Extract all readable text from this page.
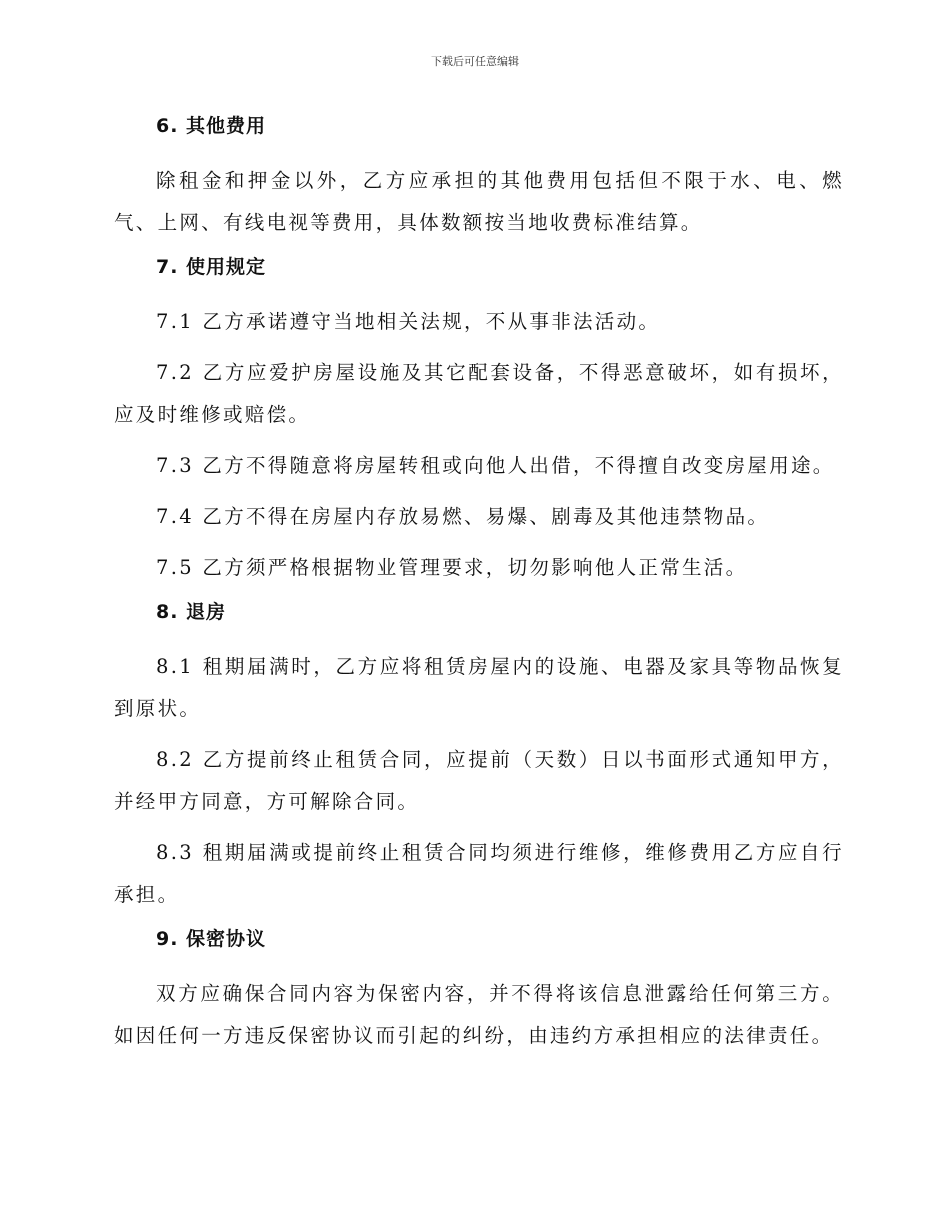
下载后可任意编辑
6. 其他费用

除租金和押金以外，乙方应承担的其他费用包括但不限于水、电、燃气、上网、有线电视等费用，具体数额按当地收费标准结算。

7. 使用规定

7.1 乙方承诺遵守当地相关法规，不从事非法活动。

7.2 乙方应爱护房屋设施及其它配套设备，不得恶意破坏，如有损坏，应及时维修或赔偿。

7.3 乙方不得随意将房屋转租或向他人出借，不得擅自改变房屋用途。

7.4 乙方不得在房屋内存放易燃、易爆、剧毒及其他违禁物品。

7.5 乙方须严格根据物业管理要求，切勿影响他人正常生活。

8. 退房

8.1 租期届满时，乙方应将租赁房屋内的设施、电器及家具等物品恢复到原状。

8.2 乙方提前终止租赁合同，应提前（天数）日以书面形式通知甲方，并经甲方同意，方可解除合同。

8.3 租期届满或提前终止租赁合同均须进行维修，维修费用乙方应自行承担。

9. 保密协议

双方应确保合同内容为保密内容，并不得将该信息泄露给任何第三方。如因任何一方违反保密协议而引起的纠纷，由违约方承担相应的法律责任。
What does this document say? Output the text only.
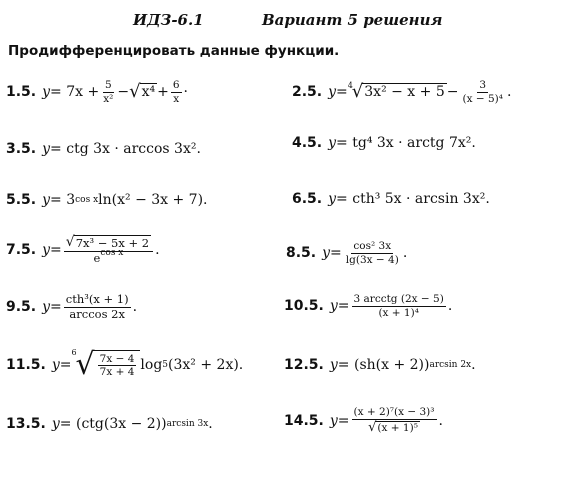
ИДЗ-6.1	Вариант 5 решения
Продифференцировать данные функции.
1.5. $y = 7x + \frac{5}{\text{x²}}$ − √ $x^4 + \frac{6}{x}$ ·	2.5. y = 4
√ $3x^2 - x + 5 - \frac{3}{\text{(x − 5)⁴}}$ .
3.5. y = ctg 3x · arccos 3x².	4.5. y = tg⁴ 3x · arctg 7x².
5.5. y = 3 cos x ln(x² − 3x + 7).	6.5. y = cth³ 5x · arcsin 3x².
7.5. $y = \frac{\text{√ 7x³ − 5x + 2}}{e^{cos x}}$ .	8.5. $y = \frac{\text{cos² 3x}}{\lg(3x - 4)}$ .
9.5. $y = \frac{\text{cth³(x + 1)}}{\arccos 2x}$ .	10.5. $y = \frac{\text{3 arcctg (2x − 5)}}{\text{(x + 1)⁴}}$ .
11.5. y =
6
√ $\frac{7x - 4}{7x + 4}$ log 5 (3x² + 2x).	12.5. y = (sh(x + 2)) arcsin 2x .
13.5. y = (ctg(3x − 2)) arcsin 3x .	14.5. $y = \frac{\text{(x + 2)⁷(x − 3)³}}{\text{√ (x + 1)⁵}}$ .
= = =
* **Problem**:
Reproduce the entries above exactly. Do not include the images.

* **Solved exercise**:
Extract all readable text from this page.
下载后可任意编辑
6. 其他费用

除租金和押金以外，乙方应承担的其他费用包括但不限于水、电、燃气、上网、有线电视等费用，具体数额按当地收费标准结算。

7. 使用规定

7.1 乙方承诺遵守当地相关法规，不从事非法活动。

7.2 乙方应爱护房屋设施及其它配套设备，不得恶意破坏，如有损坏，应及时维修或赔偿。

7.3 乙方不得随意将房屋转租或向他人出借，不得擅自改变房屋用途。

7.4 乙方不得在房屋内存放易燃、易爆、剧毒及其他违禁物品。

7.5 乙方须严格根据物业管理要求，切勿影响他人正常生活。

8. 退房

8.1 租期届满时，乙方应将租赁房屋内的设施、电器及家具等物品恢复到原状。

8.2 乙方提前终止租赁合同，应提前（天数）日以书面形式通知甲方，并经甲方同意，方可解除合同。

8.3 租期届满或提前终止租赁合同均须进行维修，维修费用乙方应自行承担。

9. 保密协议

双方应确保合同内容为保密内容，并不得将该信息泄露给任何第三方。如因任何一方违反保密协议而引起的纠纷，由违约方承担相应的法律责任。
What does this document say? Output the text only.
ИДЗ-6.1	Вариант 5 решения
Продифференцировать данные функции.
1.5. $y = 7x + \frac{5}{\text{x²}}$ − √ $x^4 + \frac{6}{x}$ ·	2.5. y = 4
√ $3x^2 - x + 5 - \frac{3}{\text{(x − 5)⁴}}$ .
3.5. y = ctg 3x · arccos 3x².	4.5. y = tg⁴ 3x · arctg 7x².
5.5. y = 3 cos x ln(x² − 3x + 7).	6.5. y = cth³ 5x · arcsin 3x².
7.5. $y = \frac{\text{√ 7x³ − 5x + 2}}{e^{cos x}}$ .	8.5. $y = \frac{\text{cos² 3x}}{\lg(3x - 4)}$ .
9.5. $y = \frac{\text{cth³(x + 1)}}{\arccos 2x}$ .	10.5. $y = \frac{\text{3 arcctg (2x − 5)}}{\text{(x + 1)⁴}}$ .
11.5. y =
6
√ $\frac{7x - 4}{7x + 4}$ log 5 (3x² + 2x).	12.5. y = (sh(x + 2)) arcsin 2x .
13.5. y = (ctg(3x − 2)) arcsin 3x .	14.5. $y = \frac{\text{(x + 2)⁷(x − 3)³}}{\text{√ (x + 1)⁵}}$ .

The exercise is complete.